-- EXCERPTED DATA --

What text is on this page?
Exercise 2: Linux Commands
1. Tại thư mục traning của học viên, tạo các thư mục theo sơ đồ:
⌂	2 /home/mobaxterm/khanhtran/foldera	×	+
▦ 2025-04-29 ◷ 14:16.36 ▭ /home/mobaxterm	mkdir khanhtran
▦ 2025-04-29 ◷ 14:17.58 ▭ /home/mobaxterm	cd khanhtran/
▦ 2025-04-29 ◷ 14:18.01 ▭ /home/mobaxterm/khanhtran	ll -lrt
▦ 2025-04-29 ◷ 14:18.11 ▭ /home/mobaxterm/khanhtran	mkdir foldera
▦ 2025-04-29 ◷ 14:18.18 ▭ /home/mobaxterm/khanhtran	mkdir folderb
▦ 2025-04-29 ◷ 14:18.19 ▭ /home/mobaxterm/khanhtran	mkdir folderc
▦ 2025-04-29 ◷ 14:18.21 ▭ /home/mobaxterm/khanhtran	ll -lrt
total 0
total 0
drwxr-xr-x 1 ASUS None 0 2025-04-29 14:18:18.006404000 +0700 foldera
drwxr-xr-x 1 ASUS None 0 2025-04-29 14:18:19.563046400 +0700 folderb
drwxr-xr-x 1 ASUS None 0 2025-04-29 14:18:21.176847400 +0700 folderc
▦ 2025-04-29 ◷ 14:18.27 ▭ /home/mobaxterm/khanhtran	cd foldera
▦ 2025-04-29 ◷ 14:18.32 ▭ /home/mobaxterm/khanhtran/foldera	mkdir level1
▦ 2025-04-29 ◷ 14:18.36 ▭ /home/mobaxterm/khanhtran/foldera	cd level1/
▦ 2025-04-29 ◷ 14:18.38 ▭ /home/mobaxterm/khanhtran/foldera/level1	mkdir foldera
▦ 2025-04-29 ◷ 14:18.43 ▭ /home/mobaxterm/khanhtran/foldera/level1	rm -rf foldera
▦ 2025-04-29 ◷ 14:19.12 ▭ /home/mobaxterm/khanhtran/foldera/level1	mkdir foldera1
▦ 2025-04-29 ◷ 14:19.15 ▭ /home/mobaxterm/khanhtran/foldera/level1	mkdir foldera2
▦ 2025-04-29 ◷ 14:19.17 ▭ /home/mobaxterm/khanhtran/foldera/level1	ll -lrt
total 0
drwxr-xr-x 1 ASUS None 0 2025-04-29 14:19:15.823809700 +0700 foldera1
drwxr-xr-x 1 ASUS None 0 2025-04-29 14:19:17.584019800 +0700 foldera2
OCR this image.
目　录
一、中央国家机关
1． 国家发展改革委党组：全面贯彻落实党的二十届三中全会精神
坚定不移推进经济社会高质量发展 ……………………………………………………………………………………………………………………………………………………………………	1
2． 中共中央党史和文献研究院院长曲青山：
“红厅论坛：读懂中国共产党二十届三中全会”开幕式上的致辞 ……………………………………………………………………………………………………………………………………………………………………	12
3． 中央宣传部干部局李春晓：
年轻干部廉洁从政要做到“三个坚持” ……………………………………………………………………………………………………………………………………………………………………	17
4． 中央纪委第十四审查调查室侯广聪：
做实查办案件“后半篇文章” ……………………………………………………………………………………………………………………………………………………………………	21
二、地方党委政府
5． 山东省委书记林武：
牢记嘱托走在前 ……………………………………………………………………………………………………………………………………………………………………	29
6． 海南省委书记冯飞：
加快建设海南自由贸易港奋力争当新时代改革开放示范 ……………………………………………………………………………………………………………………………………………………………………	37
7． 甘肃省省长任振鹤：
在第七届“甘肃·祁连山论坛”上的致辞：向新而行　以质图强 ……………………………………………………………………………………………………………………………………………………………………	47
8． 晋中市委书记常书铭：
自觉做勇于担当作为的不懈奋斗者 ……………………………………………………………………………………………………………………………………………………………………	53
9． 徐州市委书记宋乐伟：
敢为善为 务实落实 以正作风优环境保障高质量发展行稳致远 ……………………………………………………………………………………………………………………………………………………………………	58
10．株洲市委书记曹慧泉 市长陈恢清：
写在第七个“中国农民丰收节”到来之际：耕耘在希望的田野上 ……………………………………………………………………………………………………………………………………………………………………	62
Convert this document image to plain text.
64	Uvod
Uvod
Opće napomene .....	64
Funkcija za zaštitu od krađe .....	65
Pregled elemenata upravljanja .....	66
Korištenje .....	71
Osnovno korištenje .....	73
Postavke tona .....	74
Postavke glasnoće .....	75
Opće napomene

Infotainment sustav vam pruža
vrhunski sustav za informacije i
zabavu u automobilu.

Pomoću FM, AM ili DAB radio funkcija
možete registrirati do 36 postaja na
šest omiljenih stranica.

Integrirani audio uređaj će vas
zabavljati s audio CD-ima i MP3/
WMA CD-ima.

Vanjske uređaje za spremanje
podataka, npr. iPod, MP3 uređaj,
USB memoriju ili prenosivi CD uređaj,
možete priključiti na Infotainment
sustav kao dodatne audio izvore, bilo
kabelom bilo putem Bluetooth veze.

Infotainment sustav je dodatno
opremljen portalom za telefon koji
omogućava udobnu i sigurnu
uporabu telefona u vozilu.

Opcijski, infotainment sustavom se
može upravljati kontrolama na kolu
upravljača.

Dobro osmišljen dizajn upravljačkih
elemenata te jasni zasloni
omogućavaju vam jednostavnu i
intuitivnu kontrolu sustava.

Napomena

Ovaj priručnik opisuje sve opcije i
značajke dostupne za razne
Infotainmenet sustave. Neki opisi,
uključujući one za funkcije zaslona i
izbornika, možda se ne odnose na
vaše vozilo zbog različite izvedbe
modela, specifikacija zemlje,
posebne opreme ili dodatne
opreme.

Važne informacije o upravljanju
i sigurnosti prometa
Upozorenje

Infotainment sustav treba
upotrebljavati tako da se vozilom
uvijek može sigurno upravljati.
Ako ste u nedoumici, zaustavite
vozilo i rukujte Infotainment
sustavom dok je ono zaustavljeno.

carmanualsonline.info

-- OBJECTIVE --
Search the entries for the word "this", then list each line that holds it.

-- FINAL RESULT --
What text is on this page?
OCR this image.
Convert this document image to plain text.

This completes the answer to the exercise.